Rewrite each line of the entries below as a numbered list, omitting any blank lines.

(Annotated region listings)
_ _ _
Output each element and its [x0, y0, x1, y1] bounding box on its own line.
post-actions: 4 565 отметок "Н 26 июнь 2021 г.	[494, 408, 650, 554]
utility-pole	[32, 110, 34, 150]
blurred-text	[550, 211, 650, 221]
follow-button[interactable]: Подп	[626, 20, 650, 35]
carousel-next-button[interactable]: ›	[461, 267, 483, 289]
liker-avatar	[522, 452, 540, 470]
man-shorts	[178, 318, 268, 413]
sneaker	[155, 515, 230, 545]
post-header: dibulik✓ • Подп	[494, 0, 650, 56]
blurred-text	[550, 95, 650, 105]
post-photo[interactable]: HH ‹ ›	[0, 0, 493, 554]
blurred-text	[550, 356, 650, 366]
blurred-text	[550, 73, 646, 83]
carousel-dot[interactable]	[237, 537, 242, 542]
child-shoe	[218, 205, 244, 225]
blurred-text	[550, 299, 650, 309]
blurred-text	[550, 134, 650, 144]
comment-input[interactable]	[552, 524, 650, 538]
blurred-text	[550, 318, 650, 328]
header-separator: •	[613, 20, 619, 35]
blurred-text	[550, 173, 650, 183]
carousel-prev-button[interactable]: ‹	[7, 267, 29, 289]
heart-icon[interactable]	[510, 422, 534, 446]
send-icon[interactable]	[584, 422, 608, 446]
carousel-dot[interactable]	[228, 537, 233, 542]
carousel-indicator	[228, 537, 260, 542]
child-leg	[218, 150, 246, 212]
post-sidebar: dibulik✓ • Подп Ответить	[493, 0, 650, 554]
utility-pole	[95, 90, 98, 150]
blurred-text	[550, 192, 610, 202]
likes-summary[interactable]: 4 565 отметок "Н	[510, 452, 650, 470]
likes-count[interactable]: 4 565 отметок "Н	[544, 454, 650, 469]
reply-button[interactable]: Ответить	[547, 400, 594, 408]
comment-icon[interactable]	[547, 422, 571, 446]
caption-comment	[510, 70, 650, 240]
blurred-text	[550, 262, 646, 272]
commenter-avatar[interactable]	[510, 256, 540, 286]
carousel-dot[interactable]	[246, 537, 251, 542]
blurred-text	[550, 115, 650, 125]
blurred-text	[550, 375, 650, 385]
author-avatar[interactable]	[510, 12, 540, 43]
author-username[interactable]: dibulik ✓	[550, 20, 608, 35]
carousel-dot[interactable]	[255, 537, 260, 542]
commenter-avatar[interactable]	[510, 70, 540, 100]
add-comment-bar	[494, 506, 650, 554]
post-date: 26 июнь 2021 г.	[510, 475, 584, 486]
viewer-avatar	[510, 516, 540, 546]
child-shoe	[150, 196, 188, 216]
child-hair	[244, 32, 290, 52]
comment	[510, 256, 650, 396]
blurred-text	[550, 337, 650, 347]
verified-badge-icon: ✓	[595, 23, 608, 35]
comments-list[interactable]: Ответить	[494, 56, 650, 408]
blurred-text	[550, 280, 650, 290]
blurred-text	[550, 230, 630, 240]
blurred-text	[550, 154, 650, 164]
_ _ _
• [Answer to the problem]:
1. Output each element and its [x0, y0, x1, y1] bounding box on its own line.
2. post-actions: 4 565 отметок "Н 26 июнь 2021 г.	[494, 408, 650, 554]
3. utility-pole	[32, 110, 34, 150]
4. blurred-text	[550, 211, 650, 221]
5. follow-button[interactable]: Подп	[626, 20, 650, 35]
6. carousel-next-button[interactable]: ›	[461, 267, 483, 289]
7. liker-avatar	[522, 452, 540, 470]
8. man-shorts	[178, 318, 268, 413]
9. sneaker	[155, 515, 230, 545]
10. post-header: dibulik✓ • Подп	[494, 0, 650, 56]
11. blurred-text	[550, 95, 650, 105]
12. post-photo[interactable]: HH ‹ ›	[0, 0, 493, 554]
13. blurred-text	[550, 356, 650, 366]
14. blurred-text	[550, 73, 646, 83]
15. carousel-dot[interactable]	[237, 537, 242, 542]
16. child-shoe	[218, 205, 244, 225]
17. blurred-text	[550, 299, 650, 309]
18. blurred-text	[550, 134, 650, 144]
19. comment-input[interactable]	[552, 524, 650, 538]
20. blurred-text	[550, 318, 650, 328]
21. header-separator: •	[613, 20, 619, 35]
22. blurred-text	[550, 173, 650, 183]
23. carousel-prev-button[interactable]: ‹	[7, 267, 29, 289]
24. heart-icon[interactable]	[510, 422, 534, 446]
25. send-icon[interactable]	[584, 422, 608, 446]
26. carousel-dot[interactable]	[228, 537, 233, 542]
27. carousel-indicator	[228, 537, 260, 542]
28. child-leg	[218, 150, 246, 212]
29. post-sidebar: dibulik✓ • Подп Ответить	[493, 0, 650, 554]
30. utility-pole	[95, 90, 98, 150]
31. blurred-text	[550, 192, 610, 202]
32. likes-summary[interactable]: 4 565 отметок "Н	[510, 452, 650, 470]
33. likes-count[interactable]: 4 565 отметок "Н	[544, 454, 650, 469]
34. reply-button[interactable]: Ответить	[547, 400, 594, 408]
35. comment-icon[interactable]	[547, 422, 571, 446]
36. caption-comment	[510, 70, 650, 240]
37. blurred-text	[550, 262, 646, 272]
38. commenter-avatar[interactable]	[510, 256, 540, 286]
39. carousel-dot[interactable]	[246, 537, 251, 542]
40. blurred-text	[550, 115, 650, 125]
41. blurred-text	[550, 375, 650, 385]
42. author-avatar[interactable]	[510, 12, 540, 43]
43. author-username[interactable]: dibulik ✓	[550, 20, 608, 35]
44. carousel-dot[interactable]	[255, 537, 260, 542]
45. commenter-avatar[interactable]	[510, 70, 540, 100]
46. add-comment-bar	[494, 506, 650, 554]
47. post-date: 26 июнь 2021 г.	[510, 475, 584, 486]
48. viewer-avatar	[510, 516, 540, 546]
49. child-shoe	[150, 196, 188, 216]
50. child-hair	[244, 32, 290, 52]
51. comment	[510, 256, 650, 396]
52. blurred-text	[550, 337, 650, 347]
53. verified-badge-icon: ✓	[595, 23, 608, 35]
54. comments-list[interactable]: Ответить	[494, 56, 650, 408]
55. blurred-text	[550, 280, 650, 290]
56. blurred-text	[550, 230, 630, 240]
57. blurred-text	[550, 154, 650, 164]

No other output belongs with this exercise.